__Request__.
Drop all images and give the records again exactly.

○ ○ ○ ○ ○

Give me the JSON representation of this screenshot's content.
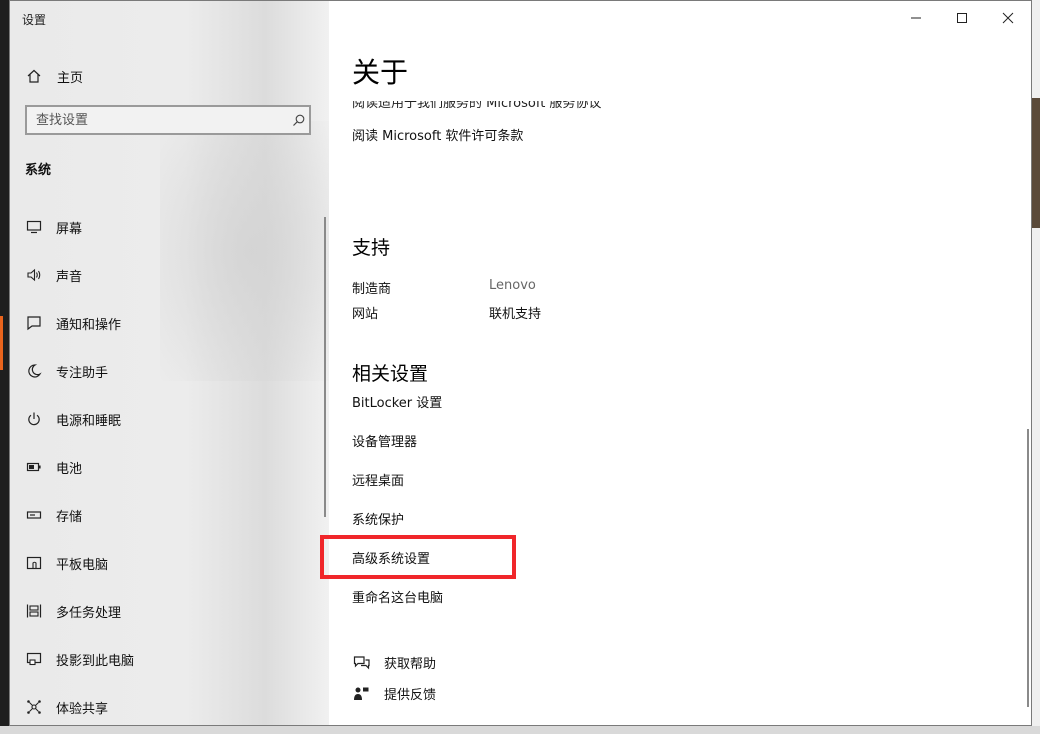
{
  "window": {
    "title": "设置"
  },
  "sidebar": {
    "home_label": "主页",
    "search_placeholder": "查找设置",
    "section_label": "系统",
    "items": [
      {
        "icon": "monitor-icon",
        "label": "屏幕"
      },
      {
        "icon": "speaker-icon",
        "label": "声音"
      },
      {
        "icon": "notification-icon",
        "label": "通知和操作"
      },
      {
        "icon": "moon-icon",
        "label": "专注助手"
      },
      {
        "icon": "power-icon",
        "label": "电源和睡眠"
      },
      {
        "icon": "battery-icon",
        "label": "电池"
      },
      {
        "icon": "storage-icon",
        "label": "存储"
      },
      {
        "icon": "tablet-icon",
        "label": "平板电脑"
      },
      {
        "icon": "multitask-icon",
        "label": "多任务处理"
      },
      {
        "icon": "project-icon",
        "label": "投影到此电脑"
      },
      {
        "icon": "share-icon",
        "label": "体验共享"
      }
    ]
  },
  "content": {
    "title": "关于",
    "cut_off_link": "阅读适用于我们服务的 Microsoft 服务协议",
    "license_link": "阅读 Microsoft 软件许可条款",
    "support": {
      "heading": "支持",
      "manufacturer_key": "制造商",
      "manufacturer_value": "Lenovo",
      "website_key": "网站",
      "website_value": "联机支持"
    },
    "related": {
      "heading": "相关设置",
      "links": [
        "BitLocker 设置",
        "设备管理器",
        "远程桌面",
        "系统保护",
        "高级系统设置",
        "重命名这台电脑"
      ]
    },
    "help": {
      "get_help": "获取帮助",
      "feedback": "提供反馈"
    }
  },
  "colors": {
    "highlight": "#f0262a",
    "taskbar_accent": "#e8631c"
  }
}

○ ○ ○ ○ ○

__Solution to the problem__.
Give me the JSON representation of this screenshot's content.
{
  "window": {
    "title": "设置"
  },
  "sidebar": {
    "home_label": "主页",
    "search_placeholder": "查找设置",
    "section_label": "系统",
    "items": [
      {
        "icon": "monitor-icon",
        "label": "屏幕"
      },
      {
        "icon": "speaker-icon",
        "label": "声音"
      },
      {
        "icon": "notification-icon",
        "label": "通知和操作"
      },
      {
        "icon": "moon-icon",
        "label": "专注助手"
      },
      {
        "icon": "power-icon",
        "label": "电源和睡眠"
      },
      {
        "icon": "battery-icon",
        "label": "电池"
      },
      {
        "icon": "storage-icon",
        "label": "存储"
      },
      {
        "icon": "tablet-icon",
        "label": "平板电脑"
      },
      {
        "icon": "multitask-icon",
        "label": "多任务处理"
      },
      {
        "icon": "project-icon",
        "label": "投影到此电脑"
      },
      {
        "icon": "share-icon",
        "label": "体验共享"
      }
    ]
  },
  "content": {
    "title": "关于",
    "cut_off_link": "阅读适用于我们服务的 Microsoft 服务协议",
    "license_link": "阅读 Microsoft 软件许可条款",
    "support": {
      "heading": "支持",
      "manufacturer_key": "制造商",
      "manufacturer_value": "Lenovo",
      "website_key": "网站",
      "website_value": "联机支持"
    },
    "related": {
      "heading": "相关设置",
      "links": [
        "BitLocker 设置",
        "设备管理器",
        "远程桌面",
        "系统保护",
        "高级系统设置",
        "重命名这台电脑"
      ]
    },
    "help": {
      "get_help": "获取帮助",
      "feedback": "提供反馈"
    }
  },
  "colors": {
    "highlight": "#f0262a",
    "taskbar_accent": "#e8631c"
  }
}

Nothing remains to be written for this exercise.